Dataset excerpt
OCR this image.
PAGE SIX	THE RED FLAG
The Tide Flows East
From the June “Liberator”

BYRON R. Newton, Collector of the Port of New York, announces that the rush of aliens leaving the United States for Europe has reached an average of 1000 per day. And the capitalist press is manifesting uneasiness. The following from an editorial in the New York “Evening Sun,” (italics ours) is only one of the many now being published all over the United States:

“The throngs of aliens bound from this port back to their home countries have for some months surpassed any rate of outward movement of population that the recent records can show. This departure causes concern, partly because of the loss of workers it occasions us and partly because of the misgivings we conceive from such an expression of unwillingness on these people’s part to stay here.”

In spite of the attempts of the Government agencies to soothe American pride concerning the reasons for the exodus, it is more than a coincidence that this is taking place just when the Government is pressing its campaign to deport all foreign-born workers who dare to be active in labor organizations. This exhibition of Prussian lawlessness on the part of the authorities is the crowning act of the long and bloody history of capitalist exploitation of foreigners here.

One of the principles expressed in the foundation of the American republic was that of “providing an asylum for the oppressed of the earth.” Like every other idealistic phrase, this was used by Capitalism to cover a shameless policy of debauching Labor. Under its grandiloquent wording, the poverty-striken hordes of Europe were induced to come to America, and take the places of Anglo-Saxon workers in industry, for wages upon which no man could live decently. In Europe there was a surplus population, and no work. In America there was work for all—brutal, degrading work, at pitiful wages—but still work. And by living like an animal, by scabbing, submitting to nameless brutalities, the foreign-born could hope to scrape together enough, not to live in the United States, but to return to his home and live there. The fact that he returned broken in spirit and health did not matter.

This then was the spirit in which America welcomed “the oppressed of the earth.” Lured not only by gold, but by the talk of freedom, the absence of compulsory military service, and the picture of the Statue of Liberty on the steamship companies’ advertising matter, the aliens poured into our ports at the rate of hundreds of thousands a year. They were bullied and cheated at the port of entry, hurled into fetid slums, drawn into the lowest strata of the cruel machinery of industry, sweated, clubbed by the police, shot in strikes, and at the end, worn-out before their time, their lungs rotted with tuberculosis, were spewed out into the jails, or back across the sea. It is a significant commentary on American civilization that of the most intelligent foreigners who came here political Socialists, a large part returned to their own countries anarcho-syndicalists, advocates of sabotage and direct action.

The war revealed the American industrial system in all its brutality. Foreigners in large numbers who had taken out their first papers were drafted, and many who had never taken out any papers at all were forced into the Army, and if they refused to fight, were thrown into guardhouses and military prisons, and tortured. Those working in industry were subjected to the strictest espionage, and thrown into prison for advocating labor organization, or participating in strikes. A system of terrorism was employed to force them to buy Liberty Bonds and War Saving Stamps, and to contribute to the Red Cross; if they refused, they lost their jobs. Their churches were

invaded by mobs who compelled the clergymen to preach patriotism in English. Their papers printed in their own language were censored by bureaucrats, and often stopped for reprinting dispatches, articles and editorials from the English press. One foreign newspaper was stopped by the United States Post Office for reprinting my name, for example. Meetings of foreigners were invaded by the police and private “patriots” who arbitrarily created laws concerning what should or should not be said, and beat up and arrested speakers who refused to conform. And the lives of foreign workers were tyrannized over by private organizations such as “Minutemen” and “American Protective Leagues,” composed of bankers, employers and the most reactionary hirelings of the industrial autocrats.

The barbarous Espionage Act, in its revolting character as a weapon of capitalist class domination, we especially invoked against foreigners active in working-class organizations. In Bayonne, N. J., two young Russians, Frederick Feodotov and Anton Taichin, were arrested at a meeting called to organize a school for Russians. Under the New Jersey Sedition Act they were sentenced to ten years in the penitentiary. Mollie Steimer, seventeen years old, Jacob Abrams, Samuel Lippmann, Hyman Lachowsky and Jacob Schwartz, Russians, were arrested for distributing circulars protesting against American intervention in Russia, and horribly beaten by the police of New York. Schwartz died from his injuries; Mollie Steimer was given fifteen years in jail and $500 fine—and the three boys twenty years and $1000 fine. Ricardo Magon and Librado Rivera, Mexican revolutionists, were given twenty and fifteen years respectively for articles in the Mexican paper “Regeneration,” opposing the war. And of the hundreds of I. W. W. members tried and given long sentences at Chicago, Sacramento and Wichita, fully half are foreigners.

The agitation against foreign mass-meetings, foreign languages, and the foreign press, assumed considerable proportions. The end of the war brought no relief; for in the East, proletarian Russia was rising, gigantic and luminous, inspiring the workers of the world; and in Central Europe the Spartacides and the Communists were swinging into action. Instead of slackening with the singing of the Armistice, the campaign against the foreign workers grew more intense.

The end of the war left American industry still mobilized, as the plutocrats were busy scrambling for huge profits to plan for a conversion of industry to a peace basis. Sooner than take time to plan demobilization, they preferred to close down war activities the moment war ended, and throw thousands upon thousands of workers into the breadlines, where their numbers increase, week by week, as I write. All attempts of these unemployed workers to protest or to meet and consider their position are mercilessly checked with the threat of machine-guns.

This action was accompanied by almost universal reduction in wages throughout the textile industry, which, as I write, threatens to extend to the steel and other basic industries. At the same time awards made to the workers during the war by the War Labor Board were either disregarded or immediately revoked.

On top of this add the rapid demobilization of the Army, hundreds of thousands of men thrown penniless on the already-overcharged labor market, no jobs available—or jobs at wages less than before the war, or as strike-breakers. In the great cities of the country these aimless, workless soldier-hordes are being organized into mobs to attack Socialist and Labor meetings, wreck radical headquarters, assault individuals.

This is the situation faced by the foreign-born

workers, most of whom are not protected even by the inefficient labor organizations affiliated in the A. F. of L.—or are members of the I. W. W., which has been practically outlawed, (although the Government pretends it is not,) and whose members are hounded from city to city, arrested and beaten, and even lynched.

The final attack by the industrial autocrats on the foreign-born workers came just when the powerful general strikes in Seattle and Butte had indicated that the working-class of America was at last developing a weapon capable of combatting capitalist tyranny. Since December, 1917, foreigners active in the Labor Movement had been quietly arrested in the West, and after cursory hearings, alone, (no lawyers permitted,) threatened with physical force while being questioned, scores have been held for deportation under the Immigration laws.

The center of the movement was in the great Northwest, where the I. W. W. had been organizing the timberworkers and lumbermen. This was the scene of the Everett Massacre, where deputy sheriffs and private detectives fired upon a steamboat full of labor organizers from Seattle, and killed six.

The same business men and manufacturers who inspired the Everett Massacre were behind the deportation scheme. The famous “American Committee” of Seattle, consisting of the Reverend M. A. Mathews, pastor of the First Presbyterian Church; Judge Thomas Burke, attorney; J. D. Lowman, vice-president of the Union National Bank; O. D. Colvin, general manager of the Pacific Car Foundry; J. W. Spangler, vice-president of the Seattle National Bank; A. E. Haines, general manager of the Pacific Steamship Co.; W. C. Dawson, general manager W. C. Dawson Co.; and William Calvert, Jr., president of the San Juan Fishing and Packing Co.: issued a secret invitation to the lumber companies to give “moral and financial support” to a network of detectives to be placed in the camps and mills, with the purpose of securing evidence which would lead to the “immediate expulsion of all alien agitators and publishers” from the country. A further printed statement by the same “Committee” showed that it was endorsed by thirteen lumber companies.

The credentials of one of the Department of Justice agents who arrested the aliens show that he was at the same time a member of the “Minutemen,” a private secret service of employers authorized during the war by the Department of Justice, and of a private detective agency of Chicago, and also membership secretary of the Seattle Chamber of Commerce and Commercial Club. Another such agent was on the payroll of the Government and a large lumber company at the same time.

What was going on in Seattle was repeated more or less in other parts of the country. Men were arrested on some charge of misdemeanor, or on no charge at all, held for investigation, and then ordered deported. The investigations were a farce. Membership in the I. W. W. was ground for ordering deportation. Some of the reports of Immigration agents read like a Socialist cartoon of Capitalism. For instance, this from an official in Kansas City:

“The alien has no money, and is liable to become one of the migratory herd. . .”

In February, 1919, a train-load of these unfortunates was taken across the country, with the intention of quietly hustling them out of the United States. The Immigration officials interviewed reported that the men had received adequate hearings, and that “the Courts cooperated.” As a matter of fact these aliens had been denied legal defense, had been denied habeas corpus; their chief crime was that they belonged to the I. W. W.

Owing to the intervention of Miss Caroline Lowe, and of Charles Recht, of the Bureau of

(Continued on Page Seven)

- PROBLEM TO SOLVE: Copy out every line in the entries above that holds "East".

- TASK RESULT:
The Tide Flows East
The agitation against foreign mass-meetings, foreign languages, and the foreign press, assumed considerable proportions. The end of the war brought no relief; for in the East, proletarian Russia was rising, gigantic and luminous, inspiring the workers of the world; and in Central Europe the Spartacides and the Communists were swinging into action. Instead of slackening with the singing of the Armistice, the campaign against the foreign workers grew more intense.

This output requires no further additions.